- [GOAL]: Every record below should be written out exactly; pictures stay out.

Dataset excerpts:

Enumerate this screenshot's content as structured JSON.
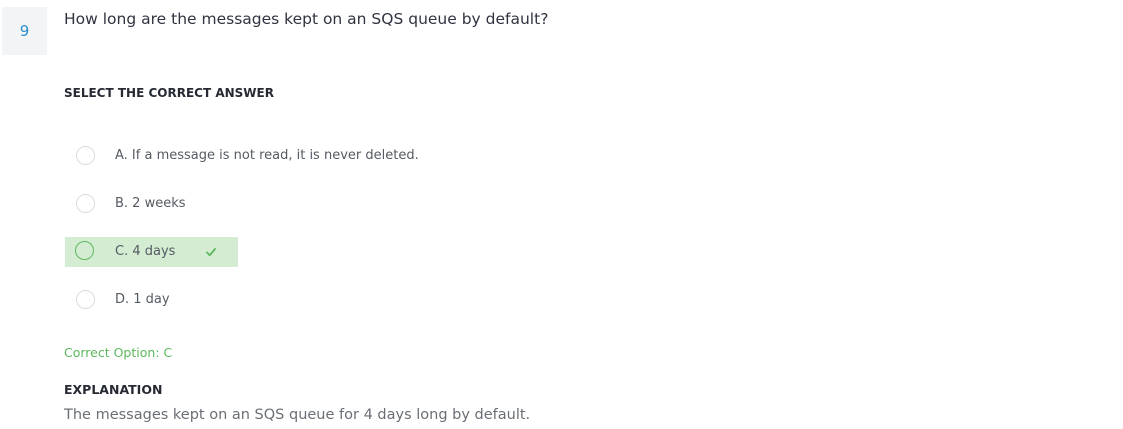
{
  "question": {
    "number": "9",
    "text": "How long are the messages kept on an SQS queue by default?"
  },
  "instruction": "SELECT THE CORRECT ANSWER",
  "options": [
    {
      "label": "A. If a message is not read, it is never deleted.",
      "is_correct": false
    },
    {
      "label": "B. 2 weeks",
      "is_correct": false
    },
    {
      "label": "C. 4 days",
      "is_correct": true
    },
    {
      "label": "D. 1 day",
      "is_correct": false
    }
  ],
  "correct_option_text": "Correct Option: C",
  "explanation": {
    "title": "EXPLANATION",
    "text": "The messages kept on an SQS queue for 4 days long by default."
  },
  "colors": {
    "accent_blue": "#2b8fcb",
    "correct_green": "#5cb85c",
    "correct_bg": "#d4ecd2"
  }
}
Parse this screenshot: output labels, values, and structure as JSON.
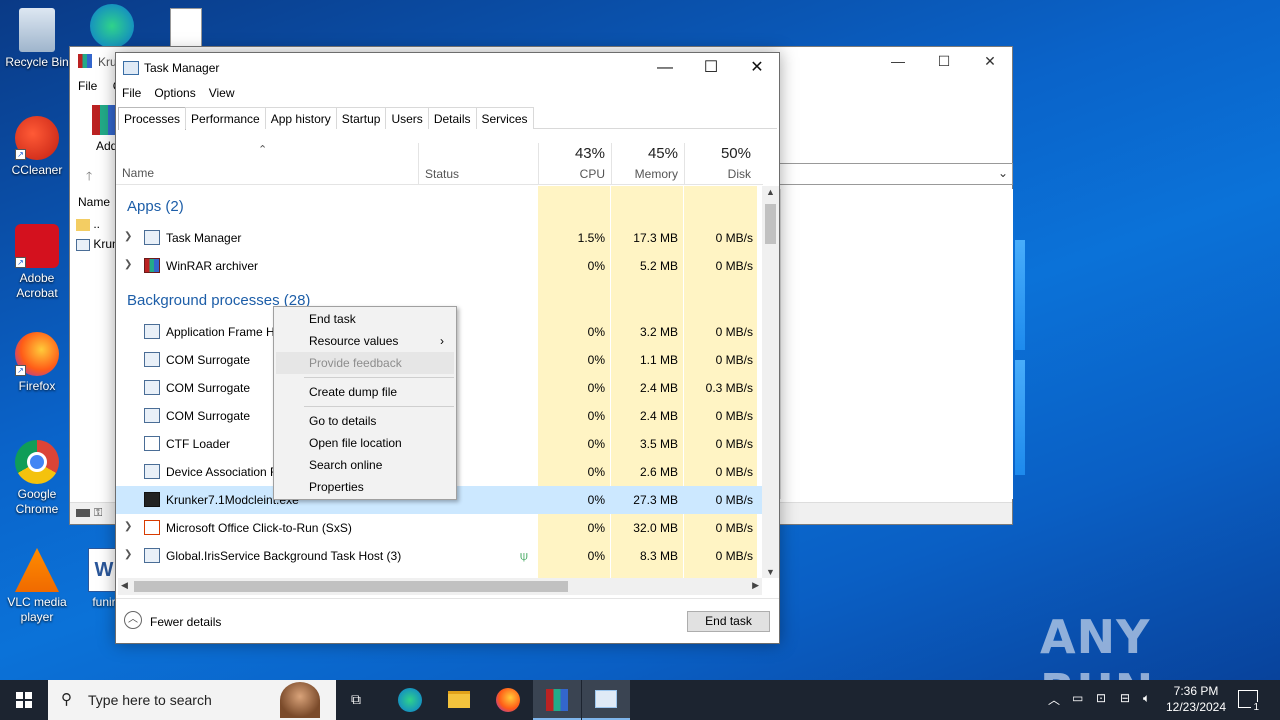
{
  "desktop": {
    "icons": [
      {
        "label": "Recycle Bin"
      },
      {
        "label": "CCleaner"
      },
      {
        "label": "Adobe Acrobat"
      },
      {
        "label": "Firefox"
      },
      {
        "label": "Google Chrome"
      },
      {
        "label": "VLC media player"
      },
      {
        "label": "funir"
      }
    ],
    "watermark": "ANY RUN"
  },
  "winrar": {
    "title": "Kru",
    "menu": [
      "File",
      "C"
    ],
    "toolbar_add": "Add",
    "col_name": "Name",
    "rows": [
      "..",
      "Krun"
    ]
  },
  "taskmanager": {
    "title": "Task Manager",
    "menu": [
      "File",
      "Options",
      "View"
    ],
    "tabs": [
      "Processes",
      "Performance",
      "App history",
      "Startup",
      "Users",
      "Details",
      "Services"
    ],
    "columns": {
      "name": "Name",
      "status": "Status",
      "cpu_pct": "43%",
      "cpu": "CPU",
      "mem_pct": "45%",
      "mem": "Memory",
      "disk_pct": "50%",
      "disk": "Disk"
    },
    "groups": {
      "apps": "Apps (2)",
      "background": "Background processes (28)"
    },
    "apps": [
      {
        "name": "Task Manager",
        "cpu": "1.5%",
        "mem": "17.3 MB",
        "disk": "0 MB/s"
      },
      {
        "name": "WinRAR archiver",
        "cpu": "0%",
        "mem": "5.2 MB",
        "disk": "0 MB/s"
      }
    ],
    "background": [
      {
        "name": "Application Frame H",
        "cpu": "0%",
        "mem": "3.2 MB",
        "disk": "0 MB/s"
      },
      {
        "name": "COM Surrogate",
        "cpu": "0%",
        "mem": "1.1 MB",
        "disk": "0 MB/s"
      },
      {
        "name": "COM Surrogate",
        "cpu": "0%",
        "mem": "2.4 MB",
        "disk": "0.3 MB/s"
      },
      {
        "name": "COM Surrogate",
        "cpu": "0%",
        "mem": "2.4 MB",
        "disk": "0 MB/s"
      },
      {
        "name": "CTF Loader",
        "cpu": "0%",
        "mem": "3.5 MB",
        "disk": "0 MB/s"
      },
      {
        "name": "Device Association F",
        "cpu": "0%",
        "mem": "2.6 MB",
        "disk": "0 MB/s"
      },
      {
        "name": "Krunker7.1Modcleint.exe",
        "cpu": "0%",
        "mem": "27.3 MB",
        "disk": "0 MB/s"
      },
      {
        "name": "Microsoft Office Click-to-Run (SxS)",
        "cpu": "0%",
        "mem": "32.0 MB",
        "disk": "0 MB/s"
      },
      {
        "name": "Global.IrisService Background Task Host (3)",
        "cpu": "0%",
        "mem": "8.3 MB",
        "disk": "0 MB/s"
      }
    ],
    "fewer_details": "Fewer details",
    "end_task": "End task"
  },
  "context_menu": {
    "items": [
      "End task",
      "Resource values",
      "Provide feedback",
      "Create dump file",
      "Go to details",
      "Open file location",
      "Search online",
      "Properties"
    ]
  },
  "taskbar": {
    "search_placeholder": "Type here to search",
    "time": "7:36 PM",
    "date": "12/23/2024",
    "notif_count": "1"
  }
}
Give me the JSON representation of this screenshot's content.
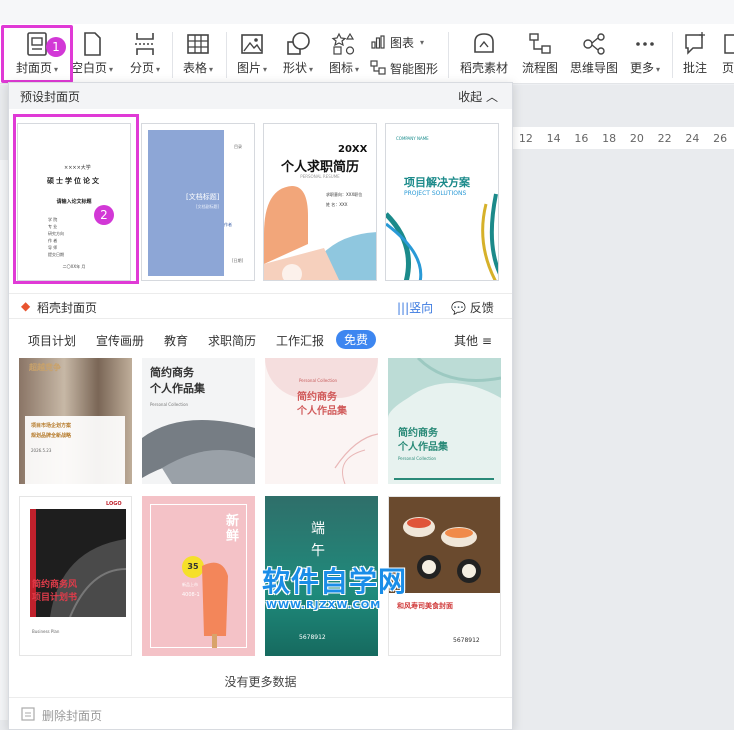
{
  "ribbon": {
    "cover_page": "封面页",
    "blank_page": "空白页",
    "page_break": "分页",
    "table": "表格",
    "picture": "图片",
    "shape": "形状",
    "icon": "图标",
    "chart": "图表",
    "smart_art": "智能图形",
    "docer_material": "稻壳素材",
    "flowchart": "流程图",
    "mindmap": "思维导图",
    "more": "更多",
    "comment": "批注",
    "page_cut": "页"
  },
  "badges": {
    "one": "1",
    "two": "2"
  },
  "ruler_numbers": [
    "12",
    "14",
    "16",
    "18",
    "20",
    "22",
    "24",
    "26"
  ],
  "panel": {
    "title": "预设封面页",
    "collapse": "收起",
    "presets": [
      {
        "university": "××××大学",
        "title": "硕士学位论文",
        "subtitle": "请输入论文标题",
        "date": "二〇XX年 月",
        "fields": [
          "学  院",
          "专  业",
          "研究方向",
          "作  者",
          "导  师",
          "提交日期"
        ]
      },
      {
        "top": "目录",
        "title": "[文档标题]",
        "subtitle": "[文档副标题]",
        "author": "作者",
        "date": "[日期]"
      },
      {
        "year": "20XX",
        "title": "个人求职简历",
        "en": "PERSONAL RESUME",
        "line1": "求职意向：XXX职位",
        "line2": "姓    名：XXX"
      },
      {
        "company": "COMPANY NAME",
        "title": "项目解决方案",
        "en": "PROJECT SOLUTIONS"
      }
    ],
    "docer_section": "稻壳封面页",
    "vertical": "竖向",
    "feedback": "反馈",
    "categories": [
      "项目计划",
      "宣传画册",
      "教育",
      "求职简历",
      "工作汇报",
      "免费"
    ],
    "other": "其他",
    "templates": [
      {
        "label": "超越竞争",
        "title": "项目市场企划方案",
        "sub": "规划品牌全新战略",
        "date": "2026.5.23"
      },
      {
        "title": "简约商务",
        "title2": "个人作品集",
        "sub": "Personal Collection"
      },
      {
        "en": "Personal Collection",
        "title": "简约商务",
        "title2": "个人作品集"
      },
      {
        "title": "简约商务",
        "title2": "个人作品集",
        "sub": "Personal Collection"
      },
      {
        "brand": "LOGO",
        "title": "简约商务风",
        "title2": "项目计划书",
        "sub": "Business Plan"
      },
      {
        "big": "新鲜",
        "num": "35",
        "badge": "新品上市",
        "phone": "4008-1"
      },
      {
        "word1": "端",
        "word2": "午",
        "phone": "5678912"
      },
      {
        "title": "和风寿司美食封面",
        "phone": "5678912"
      }
    ],
    "no_more": "没有更多数据",
    "delete_cover": "删除封面页"
  },
  "watermark": {
    "big": "软件自学网",
    "small": "WWW.RJZXW.COM"
  }
}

- [THE COMPLETED TASK]:
Enumerate this screenshot's content as structured JSON.
{
  "question": {
    "number": "9",
    "text": "How long are the messages kept on an SQS queue by default?"
  },
  "instruction": "SELECT THE CORRECT ANSWER",
  "options": [
    {
      "label": "A. If a message is not read, it is never deleted.",
      "is_correct": false
    },
    {
      "label": "B. 2 weeks",
      "is_correct": false
    },
    {
      "label": "C. 4 days",
      "is_correct": true
    },
    {
      "label": "D. 1 day",
      "is_correct": false
    }
  ],
  "correct_option_text": "Correct Option: C",
  "explanation": {
    "title": "EXPLANATION",
    "text": "The messages kept on an SQS queue for 4 days long by default."
  },
  "colors": {
    "accent_blue": "#2b8fcb",
    "correct_green": "#5cb85c",
    "correct_bg": "#d4ecd2"
  }
}
Parse this screenshot: output labels, values, and structure as JSON.
{
  "desktop": {
    "icons": [
      {
        "label": "Recycle Bin"
      },
      {
        "label": "CCleaner"
      },
      {
        "label": "Adobe Acrobat"
      },
      {
        "label": "Firefox"
      },
      {
        "label": "Google Chrome"
      },
      {
        "label": "VLC media player"
      },
      {
        "label": "funir"
      }
    ],
    "watermark": "ANY RUN"
  },
  "winrar": {
    "title": "Kru",
    "menu": [
      "File",
      "C"
    ],
    "toolbar_add": "Add",
    "col_name": "Name",
    "rows": [
      "..",
      "Krun"
    ]
  },
  "taskmanager": {
    "title": "Task Manager",
    "menu": [
      "File",
      "Options",
      "View"
    ],
    "tabs": [
      "Processes",
      "Performance",
      "App history",
      "Startup",
      "Users",
      "Details",
      "Services"
    ],
    "columns": {
      "name": "Name",
      "status": "Status",
      "cpu_pct": "43%",
      "cpu": "CPU",
      "mem_pct": "45%",
      "mem": "Memory",
      "disk_pct": "50%",
      "disk": "Disk"
    },
    "groups": {
      "apps": "Apps (2)",
      "background": "Background processes (28)"
    },
    "apps": [
      {
        "name": "Task Manager",
        "cpu": "1.5%",
        "mem": "17.3 MB",
        "disk": "0 MB/s"
      },
      {
        "name": "WinRAR archiver",
        "cpu": "0%",
        "mem": "5.2 MB",
        "disk": "0 MB/s"
      }
    ],
    "background": [
      {
        "name": "Application Frame H",
        "cpu": "0%",
        "mem": "3.2 MB",
        "disk": "0 MB/s"
      },
      {
        "name": "COM Surrogate",
        "cpu": "0%",
        "mem": "1.1 MB",
        "disk": "0 MB/s"
      },
      {
        "name": "COM Surrogate",
        "cpu": "0%",
        "mem": "2.4 MB",
        "disk": "0.3 MB/s"
      },
      {
        "name": "COM Surrogate",
        "cpu": "0%",
        "mem": "2.4 MB",
        "disk": "0 MB/s"
      },
      {
        "name": "CTF Loader",
        "cpu": "0%",
        "mem": "3.5 MB",
        "disk": "0 MB/s"
      },
      {
        "name": "Device Association F",
        "cpu": "0%",
        "mem": "2.6 MB",
        "disk": "0 MB/s"
      },
      {
        "name": "Krunker7.1Modcleint.exe",
        "cpu": "0%",
        "mem": "27.3 MB",
        "disk": "0 MB/s"
      },
      {
        "name": "Microsoft Office Click-to-Run (SxS)",
        "cpu": "0%",
        "mem": "32.0 MB",
        "disk": "0 MB/s"
      },
      {
        "name": "Global.IrisService Background Task Host (3)",
        "cpu": "0%",
        "mem": "8.3 MB",
        "disk": "0 MB/s"
      }
    ],
    "fewer_details": "Fewer details",
    "end_task": "End task"
  },
  "context_menu": {
    "items": [
      "End task",
      "Resource values",
      "Provide feedback",
      "Create dump file",
      "Go to details",
      "Open file location",
      "Search online",
      "Properties"
    ]
  },
  "taskbar": {
    "search_placeholder": "Type here to search",
    "time": "7:36 PM",
    "date": "12/23/2024",
    "notif_count": "1"
  }
}
Give me the JSON representation of this screenshot's content.
{
  "ribbon": {
    "cover_page": "封面页",
    "blank_page": "空白页",
    "page_break": "分页",
    "table": "表格",
    "picture": "图片",
    "shape": "形状",
    "icon": "图标",
    "chart": "图表",
    "smart_art": "智能图形",
    "docer_material": "稻壳素材",
    "flowchart": "流程图",
    "mindmap": "思维导图",
    "more": "更多",
    "comment": "批注",
    "page_cut": "页"
  },
  "badges": {
    "one": "1",
    "two": "2"
  },
  "ruler_numbers": [
    "12",
    "14",
    "16",
    "18",
    "20",
    "22",
    "24",
    "26"
  ],
  "panel": {
    "title": "预设封面页",
    "collapse": "收起",
    "presets": [
      {
        "university": "××××大学",
        "title": "硕士学位论文",
        "subtitle": "请输入论文标题",
        "date": "二〇XX年 月",
        "fields": [
          "学  院",
          "专  业",
          "研究方向",
          "作  者",
          "导  师",
          "提交日期"
        ]
      },
      {
        "top": "目录",
        "title": "[文档标题]",
        "subtitle": "[文档副标题]",
        "author": "作者",
        "date": "[日期]"
      },
      {
        "year": "20XX",
        "title": "个人求职简历",
        "en": "PERSONAL RESUME",
        "line1": "求职意向：XXX职位",
        "line2": "姓    名：XXX"
      },
      {
        "company": "COMPANY NAME",
        "title": "项目解决方案",
        "en": "PROJECT SOLUTIONS"
      }
    ],
    "docer_section": "稻壳封面页",
    "vertical": "竖向",
    "feedback": "反馈",
    "categories": [
      "项目计划",
      "宣传画册",
      "教育",
      "求职简历",
      "工作汇报",
      "免费"
    ],
    "other": "其他",
    "templates": [
      {
        "label": "超越竞争",
        "title": "项目市场企划方案",
        "sub": "规划品牌全新战略",
        "date": "2026.5.23"
      },
      {
        "title": "简约商务",
        "title2": "个人作品集",
        "sub": "Personal Collection"
      },
      {
        "en": "Personal Collection",
        "title": "简约商务",
        "title2": "个人作品集"
      },
      {
        "title": "简约商务",
        "title2": "个人作品集",
        "sub": "Personal Collection"
      },
      {
        "brand": "LOGO",
        "title": "简约商务风",
        "title2": "项目计划书",
        "sub": "Business Plan"
      },
      {
        "big": "新鲜",
        "num": "35",
        "badge": "新品上市",
        "phone": "4008-1"
      },
      {
        "word1": "端",
        "word2": "午",
        "phone": "5678912"
      },
      {
        "title": "和风寿司美食封面",
        "phone": "5678912"
      }
    ],
    "no_more": "没有更多数据",
    "delete_cover": "删除封面页"
  },
  "watermark": {
    "big": "软件自学网",
    "small": "WWW.RJZXW.COM"
  }
}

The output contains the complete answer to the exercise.